[RECORDS SUPPLIED start]
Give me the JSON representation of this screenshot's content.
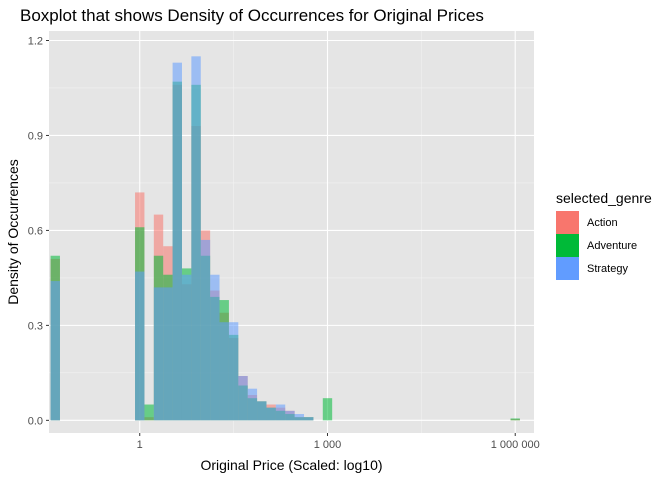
{
  "chart_data": {
    "type": "histogram",
    "title": "Boxplot that shows Density of Occurrences for Original Prices",
    "xlabel": "Original Price (Scaled: log10)",
    "ylabel": "Density of Occurrences",
    "x_scale": "log10",
    "xlim": [
      -1.45,
      6.3
    ],
    "ylim": [
      -0.04,
      1.23
    ],
    "x_ticks": [
      {
        "value": 0,
        "label": "1"
      },
      {
        "value": 3,
        "label": "1 000"
      },
      {
        "value": 6,
        "label": "1 000 000"
      }
    ],
    "y_ticks": [
      {
        "value": 0,
        "label": "0.0"
      },
      {
        "value": 0.3,
        "label": "0.3"
      },
      {
        "value": 0.6,
        "label": "0.6"
      },
      {
        "value": 0.9,
        "label": "0.9"
      },
      {
        "value": 1.2,
        "label": "1.2"
      }
    ],
    "x_minor_breaks": [
      -1.5,
      1.5,
      4.5
    ],
    "y_minor_breaks": [
      0.15,
      0.45,
      0.75,
      1.05
    ],
    "grid": true,
    "panel_background": "#e5e5e5",
    "bin_width": 0.15,
    "legend": {
      "title": "selected_genre",
      "position": "right",
      "entries": [
        {
          "label": "Action",
          "color": "#f8766d"
        },
        {
          "label": "Adventure",
          "color": "#00ba38"
        },
        {
          "label": "Strategy",
          "color": "#619cff"
        }
      ]
    },
    "series": [
      {
        "name": "Action",
        "color": "#f8766d",
        "x": [
          -1.95,
          -1.8,
          -1.35,
          -0.15,
          0,
          0.15,
          0.3,
          0.45,
          0.6,
          0.75,
          0.9,
          1.05,
          1.2,
          1.35,
          1.5,
          1.65,
          1.8,
          1.95,
          2.1,
          2.25,
          2.4,
          2.55,
          2.7,
          2.85,
          3.0,
          3.15,
          6.0
        ],
        "values": [
          0.05,
          0.02,
          0.51,
          0.0,
          0.72,
          0.01,
          0.65,
          0.55,
          1.06,
          0.43,
          0.93,
          0.6,
          0.41,
          0.34,
          0.26,
          0.14,
          0.08,
          0.06,
          0.05,
          0.04,
          0.03,
          0.01,
          0.01,
          0.0,
          0.0,
          0.0,
          0.004
        ]
      },
      {
        "name": "Adventure",
        "color": "#00ba38",
        "x": [
          -1.95,
          -1.8,
          -1.35,
          0,
          0.15,
          0.3,
          0.45,
          0.6,
          0.75,
          0.9,
          1.05,
          1.2,
          1.35,
          1.5,
          1.65,
          1.8,
          1.95,
          2.1,
          2.25,
          2.4,
          2.55,
          2.7,
          2.85,
          3.0,
          3.15,
          6.0
        ],
        "values": [
          0.05,
          0.02,
          0.52,
          0.61,
          0.05,
          0.52,
          0.46,
          1.07,
          0.48,
          1.06,
          0.52,
          0.39,
          0.38,
          0.27,
          0.11,
          0.07,
          0.06,
          0.04,
          0.03,
          0.02,
          0.01,
          0.01,
          0.0,
          0.07,
          0.0,
          0.006
        ]
      },
      {
        "name": "Strategy",
        "color": "#619cff",
        "x": [
          -1.95,
          -1.8,
          -1.35,
          0,
          0.15,
          0.3,
          0.45,
          0.6,
          0.75,
          0.9,
          1.05,
          1.2,
          1.35,
          1.5,
          1.65,
          1.8,
          1.95,
          2.1,
          2.25,
          2.4,
          2.55,
          2.7,
          2.85,
          3.0,
          3.15
        ],
        "values": [
          0.03,
          0.02,
          0.44,
          0.47,
          0.0,
          0.42,
          0.42,
          1.13,
          0.46,
          1.15,
          0.57,
          0.46,
          0.31,
          0.31,
          0.14,
          0.1,
          0.06,
          0.04,
          0.05,
          0.03,
          0.02,
          0.01,
          0.0,
          0.0,
          0.0
        ]
      }
    ]
  }
}
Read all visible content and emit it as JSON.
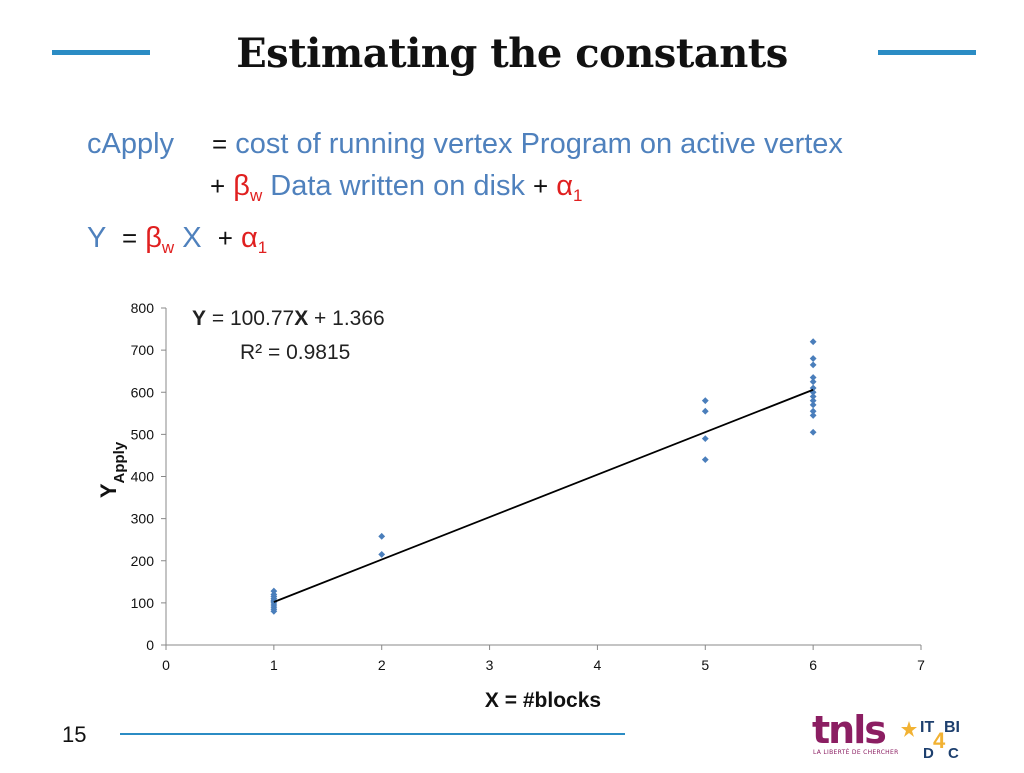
{
  "slide": {
    "title": "Estimating the constants",
    "number": "15",
    "accent_color": "#2b8cc4"
  },
  "equations": {
    "line1_lhs": "cApply",
    "line1_op": "=",
    "line1_text": "cost of running vertex Program on active vertex",
    "line2_op1": "+",
    "line2_beta": "β",
    "line2_beta_sub": "w",
    "line2_text": "Data written on disk",
    "line2_op2": "+",
    "line2_alpha": "α",
    "line2_alpha_sub": "1",
    "line3_lhs": "Y",
    "line3_op1": "=",
    "line3_beta": "β",
    "line3_beta_sub": "w",
    "line3_x": "X",
    "line3_op2": "+",
    "line3_alpha": "α",
    "line3_alpha_sub": "1"
  },
  "chart_data": {
    "type": "scatter",
    "xlabel": "X = #blocks",
    "ylabel": "Y",
    "ylabel_sub": "Apply",
    "xlim": [
      0,
      7
    ],
    "ylim": [
      0,
      800
    ],
    "xticks": [
      "0",
      "1",
      "2",
      "3",
      "4",
      "5",
      "6",
      "7"
    ],
    "yticks": [
      "0",
      "100",
      "200",
      "300",
      "400",
      "500",
      "600",
      "700",
      "800"
    ],
    "grid": false,
    "point_color": "#4a7ebb",
    "series": [
      {
        "x": [
          1,
          1,
          1,
          1,
          1,
          1,
          1,
          1,
          1,
          1,
          1,
          2,
          2,
          5,
          5,
          5,
          5,
          6,
          6,
          6,
          6,
          6,
          6,
          6,
          6,
          6,
          6,
          6,
          6,
          6
        ],
        "y": [
          80,
          85,
          90,
          95,
          100,
          103,
          106,
          110,
          115,
          120,
          128,
          215,
          258,
          440,
          490,
          555,
          580,
          505,
          545,
          555,
          570,
          580,
          590,
          600,
          610,
          625,
          635,
          665,
          680,
          720
        ]
      }
    ],
    "trendline": {
      "slope": 100.77,
      "intercept": 1.366,
      "x_range": [
        1,
        6
      ],
      "color": "#000000"
    },
    "annotation": {
      "eq_y": "Y",
      "eq_mid": " = 100.77",
      "eq_x": "X",
      "eq_end": " + 1.366",
      "r2": "R² = 0.9815"
    }
  },
  "logos": {
    "tnls_text": "tnls",
    "tnls_sub": "LA LIBERTÉ DE CHERCHER",
    "itbi_line1": "IT",
    "itbi_line1b": "BI",
    "itbi_four": "4",
    "itbi_line2": "D",
    "itbi_line2b": "C"
  }
}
[RECORDS SUPPLIED end]
• PROBLEM DESCRIPTION:
Print out the material word for word, omitting the pictures.

• WRITTEN ANSWER:
Give me the JSON representation of this screenshot's content.
{
  "chart_data": {
    "type": "histogram",
    "title": "Boxplot that shows Density of Occurrences for Original Prices",
    "xlabel": "Original Price (Scaled: log10)",
    "ylabel": "Density of Occurrences",
    "x_scale": "log10",
    "xlim": [
      -1.45,
      6.3
    ],
    "ylim": [
      -0.04,
      1.23
    ],
    "x_ticks": [
      {
        "value": 0,
        "label": "1"
      },
      {
        "value": 3,
        "label": "1 000"
      },
      {
        "value": 6,
        "label": "1 000 000"
      }
    ],
    "y_ticks": [
      {
        "value": 0,
        "label": "0.0"
      },
      {
        "value": 0.3,
        "label": "0.3"
      },
      {
        "value": 0.6,
        "label": "0.6"
      },
      {
        "value": 0.9,
        "label": "0.9"
      },
      {
        "value": 1.2,
        "label": "1.2"
      }
    ],
    "x_minor_breaks": [
      -1.5,
      1.5,
      4.5
    ],
    "y_minor_breaks": [
      0.15,
      0.45,
      0.75,
      1.05
    ],
    "grid": true,
    "panel_background": "#e5e5e5",
    "bin_width": 0.15,
    "legend": {
      "title": "selected_genre",
      "position": "right",
      "entries": [
        {
          "label": "Action",
          "color": "#f8766d"
        },
        {
          "label": "Adventure",
          "color": "#00ba38"
        },
        {
          "label": "Strategy",
          "color": "#619cff"
        }
      ]
    },
    "series": [
      {
        "name": "Action",
        "color": "#f8766d",
        "x": [
          -1.95,
          -1.8,
          -1.35,
          -0.15,
          0,
          0.15,
          0.3,
          0.45,
          0.6,
          0.75,
          0.9,
          1.05,
          1.2,
          1.35,
          1.5,
          1.65,
          1.8,
          1.95,
          2.1,
          2.25,
          2.4,
          2.55,
          2.7,
          2.85,
          3.0,
          3.15,
          6.0
        ],
        "values": [
          0.05,
          0.02,
          0.51,
          0.0,
          0.72,
          0.01,
          0.65,
          0.55,
          1.06,
          0.43,
          0.93,
          0.6,
          0.41,
          0.34,
          0.26,
          0.14,
          0.08,
          0.06,
          0.05,
          0.04,
          0.03,
          0.01,
          0.01,
          0.0,
          0.0,
          0.0,
          0.004
        ]
      },
      {
        "name": "Adventure",
        "color": "#00ba38",
        "x": [
          -1.95,
          -1.8,
          -1.35,
          0,
          0.15,
          0.3,
          0.45,
          0.6,
          0.75,
          0.9,
          1.05,
          1.2,
          1.35,
          1.5,
          1.65,
          1.8,
          1.95,
          2.1,
          2.25,
          2.4,
          2.55,
          2.7,
          2.85,
          3.0,
          3.15,
          6.0
        ],
        "values": [
          0.05,
          0.02,
          0.52,
          0.61,
          0.05,
          0.52,
          0.46,
          1.07,
          0.48,
          1.06,
          0.52,
          0.39,
          0.38,
          0.27,
          0.11,
          0.07,
          0.06,
          0.04,
          0.03,
          0.02,
          0.01,
          0.01,
          0.0,
          0.07,
          0.0,
          0.006
        ]
      },
      {
        "name": "Strategy",
        "color": "#619cff",
        "x": [
          -1.95,
          -1.8,
          -1.35,
          0,
          0.15,
          0.3,
          0.45,
          0.6,
          0.75,
          0.9,
          1.05,
          1.2,
          1.35,
          1.5,
          1.65,
          1.8,
          1.95,
          2.1,
          2.25,
          2.4,
          2.55,
          2.7,
          2.85,
          3.0,
          3.15
        ],
        "values": [
          0.03,
          0.02,
          0.44,
          0.47,
          0.0,
          0.42,
          0.42,
          1.13,
          0.46,
          1.15,
          0.57,
          0.46,
          0.31,
          0.31,
          0.14,
          0.1,
          0.06,
          0.04,
          0.05,
          0.03,
          0.02,
          0.01,
          0.0,
          0.0,
          0.0
        ]
      }
    ]
  }
}
Read all visible content and emit it as JSON.
{
  "slide": {
    "title": "Estimating the constants",
    "number": "15",
    "accent_color": "#2b8cc4"
  },
  "equations": {
    "line1_lhs": "cApply",
    "line1_op": "=",
    "line1_text": "cost of running vertex Program on active vertex",
    "line2_op1": "+",
    "line2_beta": "β",
    "line2_beta_sub": "w",
    "line2_text": "Data written on disk",
    "line2_op2": "+",
    "line2_alpha": "α",
    "line2_alpha_sub": "1",
    "line3_lhs": "Y",
    "line3_op1": "=",
    "line3_beta": "β",
    "line3_beta_sub": "w",
    "line3_x": "X",
    "line3_op2": "+",
    "line3_alpha": "α",
    "line3_alpha_sub": "1"
  },
  "chart_data": {
    "type": "scatter",
    "xlabel": "X = #blocks",
    "ylabel": "Y",
    "ylabel_sub": "Apply",
    "xlim": [
      0,
      7
    ],
    "ylim": [
      0,
      800
    ],
    "xticks": [
      "0",
      "1",
      "2",
      "3",
      "4",
      "5",
      "6",
      "7"
    ],
    "yticks": [
      "0",
      "100",
      "200",
      "300",
      "400",
      "500",
      "600",
      "700",
      "800"
    ],
    "grid": false,
    "point_color": "#4a7ebb",
    "series": [
      {
        "x": [
          1,
          1,
          1,
          1,
          1,
          1,
          1,
          1,
          1,
          1,
          1,
          2,
          2,
          5,
          5,
          5,
          5,
          6,
          6,
          6,
          6,
          6,
          6,
          6,
          6,
          6,
          6,
          6,
          6,
          6
        ],
        "y": [
          80,
          85,
          90,
          95,
          100,
          103,
          106,
          110,
          115,
          120,
          128,
          215,
          258,
          440,
          490,
          555,
          580,
          505,
          545,
          555,
          570,
          580,
          590,
          600,
          610,
          625,
          635,
          665,
          680,
          720
        ]
      }
    ],
    "trendline": {
      "slope": 100.77,
      "intercept": 1.366,
      "x_range": [
        1,
        6
      ],
      "color": "#000000"
    },
    "annotation": {
      "eq_y": "Y",
      "eq_mid": " = 100.77",
      "eq_x": "X",
      "eq_end": " + 1.366",
      "r2": "R² = 0.9815"
    }
  },
  "logos": {
    "tnls_text": "tnls",
    "tnls_sub": "LA LIBERTÉ DE CHERCHER",
    "itbi_line1": "IT",
    "itbi_line1b": "BI",
    "itbi_four": "4",
    "itbi_line2": "D",
    "itbi_line2b": "C"
  }
}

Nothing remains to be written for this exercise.